# Written instruction:
Copy the items word for word, from the first one through the line that contains "close-button[interactable]: X bbox=[870, 6, 886, 22]".

# Data listing:
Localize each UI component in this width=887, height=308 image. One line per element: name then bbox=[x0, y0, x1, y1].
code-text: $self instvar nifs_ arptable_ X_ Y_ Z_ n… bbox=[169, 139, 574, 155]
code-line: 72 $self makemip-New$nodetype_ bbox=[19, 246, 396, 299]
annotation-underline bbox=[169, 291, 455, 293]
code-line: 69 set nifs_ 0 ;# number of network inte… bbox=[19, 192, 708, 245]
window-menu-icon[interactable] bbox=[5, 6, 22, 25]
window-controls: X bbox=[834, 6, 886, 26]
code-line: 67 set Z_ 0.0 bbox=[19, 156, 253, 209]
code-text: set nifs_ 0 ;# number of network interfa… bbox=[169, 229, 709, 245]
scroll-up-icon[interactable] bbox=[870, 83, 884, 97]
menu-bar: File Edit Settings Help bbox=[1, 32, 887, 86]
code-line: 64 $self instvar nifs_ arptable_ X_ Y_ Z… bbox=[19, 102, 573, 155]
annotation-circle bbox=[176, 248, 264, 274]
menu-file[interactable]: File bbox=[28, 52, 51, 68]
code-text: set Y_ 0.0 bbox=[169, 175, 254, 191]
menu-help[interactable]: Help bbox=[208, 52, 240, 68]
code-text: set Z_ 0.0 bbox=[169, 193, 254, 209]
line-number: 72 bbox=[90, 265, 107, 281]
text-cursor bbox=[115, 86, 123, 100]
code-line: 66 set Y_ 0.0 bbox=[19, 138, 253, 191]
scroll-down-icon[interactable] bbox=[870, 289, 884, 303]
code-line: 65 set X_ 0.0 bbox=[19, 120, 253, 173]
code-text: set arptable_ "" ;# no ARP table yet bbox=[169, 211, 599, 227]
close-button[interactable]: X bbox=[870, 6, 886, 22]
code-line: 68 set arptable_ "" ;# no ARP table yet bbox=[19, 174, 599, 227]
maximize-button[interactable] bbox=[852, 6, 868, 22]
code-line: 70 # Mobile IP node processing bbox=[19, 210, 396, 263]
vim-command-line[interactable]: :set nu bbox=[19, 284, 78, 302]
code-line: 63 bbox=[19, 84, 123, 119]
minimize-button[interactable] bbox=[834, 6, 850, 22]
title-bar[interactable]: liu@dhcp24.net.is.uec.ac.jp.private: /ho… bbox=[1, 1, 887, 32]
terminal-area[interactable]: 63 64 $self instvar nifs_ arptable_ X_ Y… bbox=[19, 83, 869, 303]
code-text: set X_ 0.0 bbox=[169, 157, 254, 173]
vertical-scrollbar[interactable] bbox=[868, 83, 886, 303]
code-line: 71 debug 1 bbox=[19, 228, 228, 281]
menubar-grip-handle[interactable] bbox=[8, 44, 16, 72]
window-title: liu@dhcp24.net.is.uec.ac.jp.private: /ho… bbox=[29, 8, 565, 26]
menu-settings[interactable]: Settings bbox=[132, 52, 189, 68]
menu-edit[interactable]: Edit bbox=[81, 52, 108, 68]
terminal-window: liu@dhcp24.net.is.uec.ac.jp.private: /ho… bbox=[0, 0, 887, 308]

# Full answer:
Localize each UI component in this width=887, height=308 image. One line per element: name then bbox=[x0, y0, x1, y1].
code-text: $self instvar nifs_ arptable_ X_ Y_ Z_ n… bbox=[169, 139, 574, 155]
code-line: 72 $self makemip-New$nodetype_ bbox=[19, 246, 396, 299]
annotation-underline bbox=[169, 291, 455, 293]
code-line: 69 set nifs_ 0 ;# number of network inte… bbox=[19, 192, 708, 245]
window-menu-icon[interactable] bbox=[5, 6, 22, 25]
window-controls: X bbox=[834, 6, 886, 26]
code-line: 67 set Z_ 0.0 bbox=[19, 156, 253, 209]
code-text: set nifs_ 0 ;# number of network interfa… bbox=[169, 229, 709, 245]
scroll-up-icon[interactable] bbox=[870, 83, 884, 97]
menu-bar: File Edit Settings Help bbox=[1, 32, 887, 86]
code-line: 64 $self instvar nifs_ arptable_ X_ Y_ Z… bbox=[19, 102, 573, 155]
annotation-circle bbox=[176, 248, 264, 274]
menu-file[interactable]: File bbox=[28, 52, 51, 68]
code-text: set Y_ 0.0 bbox=[169, 175, 254, 191]
menu-help[interactable]: Help bbox=[208, 52, 240, 68]
code-text: set Z_ 0.0 bbox=[169, 193, 254, 209]
line-number: 72 bbox=[90, 265, 107, 281]
text-cursor bbox=[115, 86, 123, 100]
code-line: 66 set Y_ 0.0 bbox=[19, 138, 253, 191]
scroll-down-icon[interactable] bbox=[870, 289, 884, 303]
code-line: 65 set X_ 0.0 bbox=[19, 120, 253, 173]
code-text: set arptable_ "" ;# no ARP table yet bbox=[169, 211, 599, 227]
close-button[interactable]: X bbox=[870, 6, 886, 22]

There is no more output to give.